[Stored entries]
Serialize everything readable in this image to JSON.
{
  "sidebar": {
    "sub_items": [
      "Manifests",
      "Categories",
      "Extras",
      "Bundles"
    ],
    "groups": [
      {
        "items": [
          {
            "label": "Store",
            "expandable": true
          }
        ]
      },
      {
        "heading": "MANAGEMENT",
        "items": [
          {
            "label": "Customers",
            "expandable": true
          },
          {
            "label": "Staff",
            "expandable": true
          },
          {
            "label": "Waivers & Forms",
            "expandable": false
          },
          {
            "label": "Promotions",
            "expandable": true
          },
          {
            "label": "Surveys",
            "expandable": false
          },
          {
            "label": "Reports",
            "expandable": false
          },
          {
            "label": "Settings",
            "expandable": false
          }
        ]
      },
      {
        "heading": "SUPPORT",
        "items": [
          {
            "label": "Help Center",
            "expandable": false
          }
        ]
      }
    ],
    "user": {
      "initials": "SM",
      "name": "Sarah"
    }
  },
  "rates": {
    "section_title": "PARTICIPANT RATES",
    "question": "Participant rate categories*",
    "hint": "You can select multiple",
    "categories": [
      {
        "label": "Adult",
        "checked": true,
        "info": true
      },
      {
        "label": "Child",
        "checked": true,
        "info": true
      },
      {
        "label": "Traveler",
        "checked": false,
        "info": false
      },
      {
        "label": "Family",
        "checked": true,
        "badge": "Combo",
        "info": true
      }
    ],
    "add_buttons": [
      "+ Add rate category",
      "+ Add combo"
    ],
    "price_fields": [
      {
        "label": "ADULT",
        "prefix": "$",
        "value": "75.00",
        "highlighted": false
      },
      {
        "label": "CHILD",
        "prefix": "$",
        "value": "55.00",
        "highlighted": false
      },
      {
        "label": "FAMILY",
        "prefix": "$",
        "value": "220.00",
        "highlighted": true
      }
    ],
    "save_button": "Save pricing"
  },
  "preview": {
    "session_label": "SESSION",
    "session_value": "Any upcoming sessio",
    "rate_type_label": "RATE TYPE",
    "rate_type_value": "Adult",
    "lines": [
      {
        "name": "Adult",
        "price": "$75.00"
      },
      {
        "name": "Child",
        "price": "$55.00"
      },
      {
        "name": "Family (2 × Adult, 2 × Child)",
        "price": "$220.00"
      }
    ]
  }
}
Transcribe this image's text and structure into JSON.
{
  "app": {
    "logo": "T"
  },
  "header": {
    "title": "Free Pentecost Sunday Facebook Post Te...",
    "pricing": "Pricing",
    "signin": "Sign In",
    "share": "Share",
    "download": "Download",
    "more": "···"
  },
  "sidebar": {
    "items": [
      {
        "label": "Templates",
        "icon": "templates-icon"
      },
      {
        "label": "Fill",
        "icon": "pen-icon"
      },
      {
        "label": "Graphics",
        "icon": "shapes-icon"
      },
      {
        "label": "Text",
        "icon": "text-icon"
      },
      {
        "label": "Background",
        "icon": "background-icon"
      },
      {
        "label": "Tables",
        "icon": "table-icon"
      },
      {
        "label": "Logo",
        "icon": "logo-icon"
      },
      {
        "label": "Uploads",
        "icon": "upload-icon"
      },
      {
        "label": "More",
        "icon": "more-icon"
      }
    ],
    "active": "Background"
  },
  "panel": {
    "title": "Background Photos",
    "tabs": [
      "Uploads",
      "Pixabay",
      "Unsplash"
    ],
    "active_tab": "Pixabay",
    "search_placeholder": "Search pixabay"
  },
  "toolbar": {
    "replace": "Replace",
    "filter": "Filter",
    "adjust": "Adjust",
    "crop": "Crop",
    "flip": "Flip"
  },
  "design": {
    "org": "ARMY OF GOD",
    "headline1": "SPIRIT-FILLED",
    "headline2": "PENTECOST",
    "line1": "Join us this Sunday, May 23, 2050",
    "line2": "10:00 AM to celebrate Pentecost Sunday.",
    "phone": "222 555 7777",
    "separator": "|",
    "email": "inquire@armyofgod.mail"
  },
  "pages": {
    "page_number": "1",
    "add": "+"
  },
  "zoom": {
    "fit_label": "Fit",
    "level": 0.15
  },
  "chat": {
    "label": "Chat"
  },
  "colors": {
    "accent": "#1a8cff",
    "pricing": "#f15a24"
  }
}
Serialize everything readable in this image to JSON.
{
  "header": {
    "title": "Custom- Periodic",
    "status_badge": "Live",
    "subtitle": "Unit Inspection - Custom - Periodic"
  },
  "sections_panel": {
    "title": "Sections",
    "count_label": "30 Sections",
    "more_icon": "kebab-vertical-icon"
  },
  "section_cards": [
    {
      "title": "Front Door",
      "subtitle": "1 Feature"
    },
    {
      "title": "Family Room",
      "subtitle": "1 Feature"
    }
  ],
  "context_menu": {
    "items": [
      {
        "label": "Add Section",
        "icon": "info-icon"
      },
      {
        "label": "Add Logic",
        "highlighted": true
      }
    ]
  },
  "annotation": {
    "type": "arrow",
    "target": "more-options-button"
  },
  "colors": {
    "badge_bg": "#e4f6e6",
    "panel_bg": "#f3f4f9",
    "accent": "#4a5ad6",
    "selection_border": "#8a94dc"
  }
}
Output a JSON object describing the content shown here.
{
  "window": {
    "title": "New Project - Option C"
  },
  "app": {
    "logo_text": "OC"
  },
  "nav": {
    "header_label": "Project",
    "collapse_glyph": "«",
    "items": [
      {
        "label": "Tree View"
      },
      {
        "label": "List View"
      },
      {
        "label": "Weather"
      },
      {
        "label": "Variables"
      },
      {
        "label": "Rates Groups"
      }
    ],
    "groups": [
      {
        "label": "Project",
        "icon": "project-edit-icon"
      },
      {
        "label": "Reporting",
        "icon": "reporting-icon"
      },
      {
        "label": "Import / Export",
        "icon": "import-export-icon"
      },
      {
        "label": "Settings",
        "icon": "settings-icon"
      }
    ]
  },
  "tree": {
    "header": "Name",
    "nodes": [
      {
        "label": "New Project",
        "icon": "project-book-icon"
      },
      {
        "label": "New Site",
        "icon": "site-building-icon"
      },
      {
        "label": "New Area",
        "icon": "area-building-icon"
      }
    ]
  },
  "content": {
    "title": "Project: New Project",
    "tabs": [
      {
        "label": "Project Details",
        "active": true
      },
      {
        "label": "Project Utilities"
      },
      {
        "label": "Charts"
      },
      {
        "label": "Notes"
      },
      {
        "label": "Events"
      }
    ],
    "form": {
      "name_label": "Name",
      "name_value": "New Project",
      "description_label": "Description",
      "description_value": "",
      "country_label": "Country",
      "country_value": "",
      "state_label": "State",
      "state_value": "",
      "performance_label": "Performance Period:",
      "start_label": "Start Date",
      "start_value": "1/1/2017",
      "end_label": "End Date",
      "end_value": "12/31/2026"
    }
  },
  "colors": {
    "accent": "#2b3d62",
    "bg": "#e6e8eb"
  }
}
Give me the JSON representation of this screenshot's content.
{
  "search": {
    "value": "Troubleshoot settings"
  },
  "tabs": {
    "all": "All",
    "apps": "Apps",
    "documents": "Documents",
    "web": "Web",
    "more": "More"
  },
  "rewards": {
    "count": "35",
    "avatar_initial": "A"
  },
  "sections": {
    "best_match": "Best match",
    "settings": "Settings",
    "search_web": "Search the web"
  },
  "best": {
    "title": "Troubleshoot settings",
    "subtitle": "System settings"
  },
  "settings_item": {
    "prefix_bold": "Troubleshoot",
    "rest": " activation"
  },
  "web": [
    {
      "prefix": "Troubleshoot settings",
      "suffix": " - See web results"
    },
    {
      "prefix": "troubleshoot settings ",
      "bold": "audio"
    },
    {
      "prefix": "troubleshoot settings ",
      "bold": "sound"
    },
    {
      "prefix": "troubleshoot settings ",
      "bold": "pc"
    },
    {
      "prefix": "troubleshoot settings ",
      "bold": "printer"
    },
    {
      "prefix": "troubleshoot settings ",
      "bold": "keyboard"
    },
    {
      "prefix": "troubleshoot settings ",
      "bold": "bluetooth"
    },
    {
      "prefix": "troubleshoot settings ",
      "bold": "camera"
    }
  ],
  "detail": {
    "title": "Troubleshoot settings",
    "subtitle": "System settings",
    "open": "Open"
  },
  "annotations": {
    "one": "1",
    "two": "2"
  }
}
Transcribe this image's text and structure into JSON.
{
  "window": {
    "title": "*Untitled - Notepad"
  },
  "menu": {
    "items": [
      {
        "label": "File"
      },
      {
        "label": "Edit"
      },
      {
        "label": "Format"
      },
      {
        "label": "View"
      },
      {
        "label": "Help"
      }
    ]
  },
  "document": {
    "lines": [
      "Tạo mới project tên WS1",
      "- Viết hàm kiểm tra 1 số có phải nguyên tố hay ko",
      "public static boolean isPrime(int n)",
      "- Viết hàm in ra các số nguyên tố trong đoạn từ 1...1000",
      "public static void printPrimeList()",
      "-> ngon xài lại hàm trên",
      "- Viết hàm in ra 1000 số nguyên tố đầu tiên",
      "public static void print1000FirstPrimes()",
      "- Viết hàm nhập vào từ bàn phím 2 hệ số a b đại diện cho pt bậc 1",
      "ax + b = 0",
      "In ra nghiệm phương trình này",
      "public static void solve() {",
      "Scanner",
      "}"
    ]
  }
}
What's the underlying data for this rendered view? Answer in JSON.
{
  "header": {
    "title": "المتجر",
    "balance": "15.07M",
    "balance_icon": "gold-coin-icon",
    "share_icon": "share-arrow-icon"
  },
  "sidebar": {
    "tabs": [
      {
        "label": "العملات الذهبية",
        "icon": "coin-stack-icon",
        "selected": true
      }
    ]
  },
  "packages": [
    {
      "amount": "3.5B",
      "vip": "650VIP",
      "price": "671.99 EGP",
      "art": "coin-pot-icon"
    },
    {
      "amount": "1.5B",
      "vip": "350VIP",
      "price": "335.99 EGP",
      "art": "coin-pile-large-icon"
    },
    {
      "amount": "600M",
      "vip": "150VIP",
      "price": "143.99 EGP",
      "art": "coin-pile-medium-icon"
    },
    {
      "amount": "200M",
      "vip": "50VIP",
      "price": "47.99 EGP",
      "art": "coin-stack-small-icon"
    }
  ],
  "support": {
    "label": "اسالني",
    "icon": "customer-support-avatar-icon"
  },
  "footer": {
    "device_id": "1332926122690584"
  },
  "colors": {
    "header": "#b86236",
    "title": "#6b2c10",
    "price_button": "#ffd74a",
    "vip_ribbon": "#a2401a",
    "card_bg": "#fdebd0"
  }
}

◆ **EXERCISE**
Produce an exact copy of the lines from the one containing "What's the underlying" through the last line, and of nothing else.

◆ **RESULT BELOW**
What's the underlying data for this rendered view? Answer in JSON.
{
  "header": {
    "title": "المتجر",
    "balance": "15.07M",
    "balance_icon": "gold-coin-icon",
    "share_icon": "share-arrow-icon"
  },
  "sidebar": {
    "tabs": [
      {
        "label": "العملات الذهبية",
        "icon": "coin-stack-icon",
        "selected": true
      }
    ]
  },
  "packages": [
    {
      "amount": "3.5B",
      "vip": "650VIP",
      "price": "671.99 EGP",
      "art": "coin-pot-icon"
    },
    {
      "amount": "1.5B",
      "vip": "350VIP",
      "price": "335.99 EGP",
      "art": "coin-pile-large-icon"
    },
    {
      "amount": "600M",
      "vip": "150VIP",
      "price": "143.99 EGP",
      "art": "coin-pile-medium-icon"
    },
    {
      "amount": "200M",
      "vip": "50VIP",
      "price": "47.99 EGP",
      "art": "coin-stack-small-icon"
    }
  ],
  "support": {
    "label": "اسالني",
    "icon": "customer-support-avatar-icon"
  },
  "footer": {
    "device_id": "1332926122690584"
  },
  "colors": {
    "header": "#b86236",
    "title": "#6b2c10",
    "price_button": "#ffd74a",
    "vip_ribbon": "#a2401a",
    "card_bg": "#fdebd0"
  }
}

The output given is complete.